» **PROBLEM STATEMENT**
Reproduce this listing in full.

» **DATA ENTRIES**
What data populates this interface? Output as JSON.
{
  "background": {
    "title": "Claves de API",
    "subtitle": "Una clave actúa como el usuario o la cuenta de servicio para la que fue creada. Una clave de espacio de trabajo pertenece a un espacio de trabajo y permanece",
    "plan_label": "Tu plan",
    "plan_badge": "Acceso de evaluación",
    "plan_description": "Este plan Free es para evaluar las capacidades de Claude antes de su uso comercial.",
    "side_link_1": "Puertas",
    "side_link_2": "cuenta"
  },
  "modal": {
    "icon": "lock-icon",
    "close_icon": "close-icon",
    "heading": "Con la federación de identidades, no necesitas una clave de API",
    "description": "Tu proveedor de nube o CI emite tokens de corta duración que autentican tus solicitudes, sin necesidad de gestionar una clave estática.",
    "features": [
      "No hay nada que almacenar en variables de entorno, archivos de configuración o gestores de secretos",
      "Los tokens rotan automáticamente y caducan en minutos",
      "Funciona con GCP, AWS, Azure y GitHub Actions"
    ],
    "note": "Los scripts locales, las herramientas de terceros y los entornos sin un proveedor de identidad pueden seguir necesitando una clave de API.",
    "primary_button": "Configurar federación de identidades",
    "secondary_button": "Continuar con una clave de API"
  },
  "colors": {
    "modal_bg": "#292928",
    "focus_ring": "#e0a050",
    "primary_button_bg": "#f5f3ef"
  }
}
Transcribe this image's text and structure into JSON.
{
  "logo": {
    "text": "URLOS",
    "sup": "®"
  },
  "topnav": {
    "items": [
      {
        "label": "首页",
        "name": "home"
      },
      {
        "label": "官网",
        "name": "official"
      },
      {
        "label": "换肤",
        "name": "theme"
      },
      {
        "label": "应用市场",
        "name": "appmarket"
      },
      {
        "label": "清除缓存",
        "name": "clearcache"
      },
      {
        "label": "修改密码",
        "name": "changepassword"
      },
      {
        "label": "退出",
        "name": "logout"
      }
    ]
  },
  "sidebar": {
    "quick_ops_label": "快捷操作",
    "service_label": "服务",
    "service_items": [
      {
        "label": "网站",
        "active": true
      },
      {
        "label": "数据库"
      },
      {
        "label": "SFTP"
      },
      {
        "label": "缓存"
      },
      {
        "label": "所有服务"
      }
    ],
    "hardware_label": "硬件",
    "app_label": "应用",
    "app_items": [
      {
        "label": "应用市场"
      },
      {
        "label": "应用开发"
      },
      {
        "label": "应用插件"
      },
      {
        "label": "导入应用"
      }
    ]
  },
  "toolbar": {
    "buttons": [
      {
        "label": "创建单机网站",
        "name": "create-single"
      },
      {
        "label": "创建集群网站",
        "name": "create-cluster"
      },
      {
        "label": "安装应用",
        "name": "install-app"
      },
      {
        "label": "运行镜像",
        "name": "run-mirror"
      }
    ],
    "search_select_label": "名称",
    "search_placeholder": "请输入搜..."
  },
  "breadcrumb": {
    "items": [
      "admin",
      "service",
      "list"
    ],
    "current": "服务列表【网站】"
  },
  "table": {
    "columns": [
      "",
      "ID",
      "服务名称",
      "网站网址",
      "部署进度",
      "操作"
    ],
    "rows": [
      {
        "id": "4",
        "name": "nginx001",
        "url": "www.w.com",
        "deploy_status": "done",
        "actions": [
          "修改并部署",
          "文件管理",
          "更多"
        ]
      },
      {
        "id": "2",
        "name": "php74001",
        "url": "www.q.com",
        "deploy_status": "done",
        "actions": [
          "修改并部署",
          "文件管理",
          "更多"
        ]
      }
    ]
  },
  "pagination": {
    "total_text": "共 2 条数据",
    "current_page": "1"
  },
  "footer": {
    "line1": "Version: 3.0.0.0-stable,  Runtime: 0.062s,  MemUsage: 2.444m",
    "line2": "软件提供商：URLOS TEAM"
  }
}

» **RESULT BELOW**
What data populates this interface? Output as JSON.
{
  "background": {
    "title": "Claves de API",
    "subtitle": "Una clave actúa como el usuario o la cuenta de servicio para la que fue creada. Una clave de espacio de trabajo pertenece a un espacio de trabajo y permanece",
    "plan_label": "Tu plan",
    "plan_badge": "Acceso de evaluación",
    "plan_description": "Este plan Free es para evaluar las capacidades de Claude antes de su uso comercial.",
    "side_link_1": "Puertas",
    "side_link_2": "cuenta"
  },
  "modal": {
    "icon": "lock-icon",
    "close_icon": "close-icon",
    "heading": "Con la federación de identidades, no necesitas una clave de API",
    "description": "Tu proveedor de nube o CI emite tokens de corta duración que autentican tus solicitudes, sin necesidad de gestionar una clave estática.",
    "features": [
      "No hay nada que almacenar en variables de entorno, archivos de configuración o gestores de secretos",
      "Los tokens rotan automáticamente y caducan en minutos",
      "Funciona con GCP, AWS, Azure y GitHub Actions"
    ],
    "note": "Los scripts locales, las herramientas de terceros y los entornos sin un proveedor de identidad pueden seguir necesitando una clave de API.",
    "primary_button": "Configurar federación de identidades",
    "secondary_button": "Continuar con una clave de API"
  },
  "colors": {
    "modal_bg": "#292928",
    "focus_ring": "#e0a050",
    "primary_button_bg": "#f5f3ef"
  }
}
Transcribe this image's text and structure into JSON.
{
  "logo": {
    "text": "URLOS",
    "sup": "®"
  },
  "topnav": {
    "items": [
      {
        "label": "首页",
        "name": "home"
      },
      {
        "label": "官网",
        "name": "official"
      },
      {
        "label": "换肤",
        "name": "theme"
      },
      {
        "label": "应用市场",
        "name": "appmarket"
      },
      {
        "label": "清除缓存",
        "name": "clearcache"
      },
      {
        "label": "修改密码",
        "name": "changepassword"
      },
      {
        "label": "退出",
        "name": "logout"
      }
    ]
  },
  "sidebar": {
    "quick_ops_label": "快捷操作",
    "service_label": "服务",
    "service_items": [
      {
        "label": "网站",
        "active": true
      },
      {
        "label": "数据库"
      },
      {
        "label": "SFTP"
      },
      {
        "label": "缓存"
      },
      {
        "label": "所有服务"
      }
    ],
    "hardware_label": "硬件",
    "app_label": "应用",
    "app_items": [
      {
        "label": "应用市场"
      },
      {
        "label": "应用开发"
      },
      {
        "label": "应用插件"
      },
      {
        "label": "导入应用"
      }
    ]
  },
  "toolbar": {
    "buttons": [
      {
        "label": "创建单机网站",
        "name": "create-single"
      },
      {
        "label": "创建集群网站",
        "name": "create-cluster"
      },
      {
        "label": "安装应用",
        "name": "install-app"
      },
      {
        "label": "运行镜像",
        "name": "run-mirror"
      }
    ],
    "search_select_label": "名称",
    "search_placeholder": "请输入搜..."
  },
  "breadcrumb": {
    "items": [
      "admin",
      "service",
      "list"
    ],
    "current": "服务列表【网站】"
  },
  "table": {
    "columns": [
      "",
      "ID",
      "服务名称",
      "网站网址",
      "部署进度",
      "操作"
    ],
    "rows": [
      {
        "id": "4",
        "name": "nginx001",
        "url": "www.w.com",
        "deploy_status": "done",
        "actions": [
          "修改并部署",
          "文件管理",
          "更多"
        ]
      },
      {
        "id": "2",
        "name": "php74001",
        "url": "www.q.com",
        "deploy_status": "done",
        "actions": [
          "修改并部署",
          "文件管理",
          "更多"
        ]
      }
    ]
  },
  "pagination": {
    "total_text": "共 2 条数据",
    "current_page": "1"
  },
  "footer": {
    "line1": "Version: 3.0.0.0-stable,  Runtime: 0.062s,  MemUsage: 2.444m",
    "line2": "软件提供商：URLOS TEAM"
  }
}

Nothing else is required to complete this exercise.